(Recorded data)
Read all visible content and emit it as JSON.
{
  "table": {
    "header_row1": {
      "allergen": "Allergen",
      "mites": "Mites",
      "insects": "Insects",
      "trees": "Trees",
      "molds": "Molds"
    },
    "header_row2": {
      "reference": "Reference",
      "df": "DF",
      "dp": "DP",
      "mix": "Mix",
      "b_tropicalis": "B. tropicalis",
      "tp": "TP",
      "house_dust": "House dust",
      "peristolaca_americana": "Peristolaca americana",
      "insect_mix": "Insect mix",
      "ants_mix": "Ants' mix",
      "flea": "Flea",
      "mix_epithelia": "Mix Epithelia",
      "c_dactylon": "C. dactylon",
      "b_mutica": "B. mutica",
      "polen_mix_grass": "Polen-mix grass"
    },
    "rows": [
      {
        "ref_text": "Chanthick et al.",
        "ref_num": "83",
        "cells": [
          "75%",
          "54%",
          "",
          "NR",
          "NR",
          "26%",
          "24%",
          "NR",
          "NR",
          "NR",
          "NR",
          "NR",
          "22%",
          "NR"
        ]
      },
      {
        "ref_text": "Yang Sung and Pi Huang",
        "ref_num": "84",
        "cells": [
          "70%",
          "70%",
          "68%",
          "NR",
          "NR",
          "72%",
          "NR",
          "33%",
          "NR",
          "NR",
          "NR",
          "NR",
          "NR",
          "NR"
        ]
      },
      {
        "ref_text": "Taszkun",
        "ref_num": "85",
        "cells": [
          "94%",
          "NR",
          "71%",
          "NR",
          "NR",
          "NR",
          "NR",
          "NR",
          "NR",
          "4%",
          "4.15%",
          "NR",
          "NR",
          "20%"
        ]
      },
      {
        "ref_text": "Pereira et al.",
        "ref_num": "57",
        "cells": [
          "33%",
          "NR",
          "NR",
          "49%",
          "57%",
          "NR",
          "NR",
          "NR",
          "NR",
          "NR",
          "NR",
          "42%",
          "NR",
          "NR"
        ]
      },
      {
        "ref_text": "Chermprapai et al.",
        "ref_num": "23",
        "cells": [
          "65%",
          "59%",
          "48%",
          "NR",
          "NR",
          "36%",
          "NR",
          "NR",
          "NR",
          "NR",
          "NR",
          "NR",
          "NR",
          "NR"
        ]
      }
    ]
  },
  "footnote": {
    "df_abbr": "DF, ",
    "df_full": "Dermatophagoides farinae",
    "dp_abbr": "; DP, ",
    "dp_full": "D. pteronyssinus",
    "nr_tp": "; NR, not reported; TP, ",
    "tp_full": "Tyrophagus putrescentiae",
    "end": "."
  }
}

* _AIM_
Exactly reproduce every line found in the records.

* _TASK RESULT_
Read all visible content and emit it as JSON.
{
  "table": {
    "header_row1": {
      "allergen": "Allergen",
      "mites": "Mites",
      "insects": "Insects",
      "trees": "Trees",
      "molds": "Molds"
    },
    "header_row2": {
      "reference": "Reference",
      "df": "DF",
      "dp": "DP",
      "mix": "Mix",
      "b_tropicalis": "B. tropicalis",
      "tp": "TP",
      "house_dust": "House dust",
      "peristolaca_americana": "Peristolaca americana",
      "insect_mix": "Insect mix",
      "ants_mix": "Ants' mix",
      "flea": "Flea",
      "mix_epithelia": "Mix Epithelia",
      "c_dactylon": "C. dactylon",
      "b_mutica": "B. mutica",
      "polen_mix_grass": "Polen-mix grass"
    },
    "rows": [
      {
        "ref_text": "Chanthick et al.",
        "ref_num": "83",
        "cells": [
          "75%",
          "54%",
          "",
          "NR",
          "NR",
          "26%",
          "24%",
          "NR",
          "NR",
          "NR",
          "NR",
          "NR",
          "22%",
          "NR"
        ]
      },
      {
        "ref_text": "Yang Sung and Pi Huang",
        "ref_num": "84",
        "cells": [
          "70%",
          "70%",
          "68%",
          "NR",
          "NR",
          "72%",
          "NR",
          "33%",
          "NR",
          "NR",
          "NR",
          "NR",
          "NR",
          "NR"
        ]
      },
      {
        "ref_text": "Taszkun",
        "ref_num": "85",
        "cells": [
          "94%",
          "NR",
          "71%",
          "NR",
          "NR",
          "NR",
          "NR",
          "NR",
          "NR",
          "4%",
          "4.15%",
          "NR",
          "NR",
          "20%"
        ]
      },
      {
        "ref_text": "Pereira et al.",
        "ref_num": "57",
        "cells": [
          "33%",
          "NR",
          "NR",
          "49%",
          "57%",
          "NR",
          "NR",
          "NR",
          "NR",
          "NR",
          "NR",
          "42%",
          "NR",
          "NR"
        ]
      },
      {
        "ref_text": "Chermprapai et al.",
        "ref_num": "23",
        "cells": [
          "65%",
          "59%",
          "48%",
          "NR",
          "NR",
          "36%",
          "NR",
          "NR",
          "NR",
          "NR",
          "NR",
          "NR",
          "NR",
          "NR"
        ]
      }
    ]
  },
  "footnote": {
    "df_abbr": "DF, ",
    "df_full": "Dermatophagoides farinae",
    "dp_abbr": "; DP, ",
    "dp_full": "D. pteronyssinus",
    "nr_tp": "; NR, not reported; TP, ",
    "tp_full": "Tyrophagus putrescentiae",
    "end": "."
  }
}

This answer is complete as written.